Dataset rows
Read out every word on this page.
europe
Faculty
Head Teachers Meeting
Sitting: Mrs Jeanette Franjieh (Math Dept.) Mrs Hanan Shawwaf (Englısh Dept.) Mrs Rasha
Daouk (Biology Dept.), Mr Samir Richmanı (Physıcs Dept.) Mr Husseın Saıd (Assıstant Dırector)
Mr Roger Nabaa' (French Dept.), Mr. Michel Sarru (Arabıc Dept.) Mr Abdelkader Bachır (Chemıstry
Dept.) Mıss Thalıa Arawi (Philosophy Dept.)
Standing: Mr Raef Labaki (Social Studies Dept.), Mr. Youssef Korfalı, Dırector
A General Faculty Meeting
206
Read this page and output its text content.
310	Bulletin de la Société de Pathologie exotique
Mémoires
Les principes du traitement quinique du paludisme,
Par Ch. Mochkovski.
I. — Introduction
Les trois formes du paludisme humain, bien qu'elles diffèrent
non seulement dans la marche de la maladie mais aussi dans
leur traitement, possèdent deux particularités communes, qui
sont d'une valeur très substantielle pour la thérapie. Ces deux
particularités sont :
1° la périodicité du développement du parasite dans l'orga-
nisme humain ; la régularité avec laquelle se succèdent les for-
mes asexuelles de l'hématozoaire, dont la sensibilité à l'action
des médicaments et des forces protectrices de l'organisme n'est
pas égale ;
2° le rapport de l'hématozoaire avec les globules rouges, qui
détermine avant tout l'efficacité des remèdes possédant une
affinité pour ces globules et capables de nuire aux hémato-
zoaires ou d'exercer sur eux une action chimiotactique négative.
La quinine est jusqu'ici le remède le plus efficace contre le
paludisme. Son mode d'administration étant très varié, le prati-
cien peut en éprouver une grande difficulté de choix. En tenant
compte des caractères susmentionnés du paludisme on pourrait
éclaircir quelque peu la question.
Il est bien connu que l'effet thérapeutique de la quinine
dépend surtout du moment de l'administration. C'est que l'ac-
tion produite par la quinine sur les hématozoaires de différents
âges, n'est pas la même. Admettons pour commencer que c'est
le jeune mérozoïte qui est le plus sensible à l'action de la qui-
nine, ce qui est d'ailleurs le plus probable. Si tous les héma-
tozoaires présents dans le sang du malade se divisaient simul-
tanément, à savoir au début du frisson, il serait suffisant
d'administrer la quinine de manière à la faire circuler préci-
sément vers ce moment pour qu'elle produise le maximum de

[Objective] Print the records above in full, exactly.

[Task answer]
Read out every word on this page.
europe
Faculty
Head Teachers Meeting
Sitting: Mrs Jeanette Franjieh (Math Dept.) Mrs Hanan Shawwaf (Englısh Dept.) Mrs Rasha
Daouk (Biology Dept.), Mr Samir Richmanı (Physıcs Dept.) Mr Husseın Saıd (Assıstant Dırector)
Mr Roger Nabaa' (French Dept.), Mr. Michel Sarru (Arabıc Dept.) Mr Abdelkader Bachır (Chemıstry
Dept.) Mıss Thalıa Arawi (Philosophy Dept.)
Standing: Mr Raef Labaki (Social Studies Dept.), Mr. Youssef Korfalı, Dırector
A General Faculty Meeting
206
Read this page and output its text content.
310	Bulletin de la Société de Pathologie exotique
Mémoires
Les principes du traitement quinique du paludisme,
Par Ch. Mochkovski.
I. — Introduction
Les trois formes du paludisme humain, bien qu'elles diffèrent
non seulement dans la marche de la maladie mais aussi dans
leur traitement, possèdent deux particularités communes, qui
sont d'une valeur très substantielle pour la thérapie. Ces deux
particularités sont :
1° la périodicité du développement du parasite dans l'orga-
nisme humain ; la régularité avec laquelle se succèdent les for-
mes asexuelles de l'hématozoaire, dont la sensibilité à l'action
des médicaments et des forces protectrices de l'organisme n'est
pas égale ;
2° le rapport de l'hématozoaire avec les globules rouges, qui
détermine avant tout l'efficacité des remèdes possédant une
affinité pour ces globules et capables de nuire aux hémato-
zoaires ou d'exercer sur eux une action chimiotactique négative.
La quinine est jusqu'ici le remède le plus efficace contre le
paludisme. Son mode d'administration étant très varié, le prati-
cien peut en éprouver une grande difficulté de choix. En tenant
compte des caractères susmentionnés du paludisme on pourrait
éclaircir quelque peu la question.
Il est bien connu que l'effet thérapeutique de la quinine
dépend surtout du moment de l'administration. C'est que l'ac-
tion produite par la quinine sur les hématozoaires de différents
âges, n'est pas la même. Admettons pour commencer que c'est
le jeune mérozoïte qui est le plus sensible à l'action de la qui-
nine, ce qui est d'ailleurs le plus probable. Si tous les héma-
tozoaires présents dans le sang du malade se divisaient simul-
tanément, à savoir au début du frisson, il serait suffisant
d'administrer la quinine de manière à la faire circuler préci-
sément vers ce moment pour qu'elle produise le maximum de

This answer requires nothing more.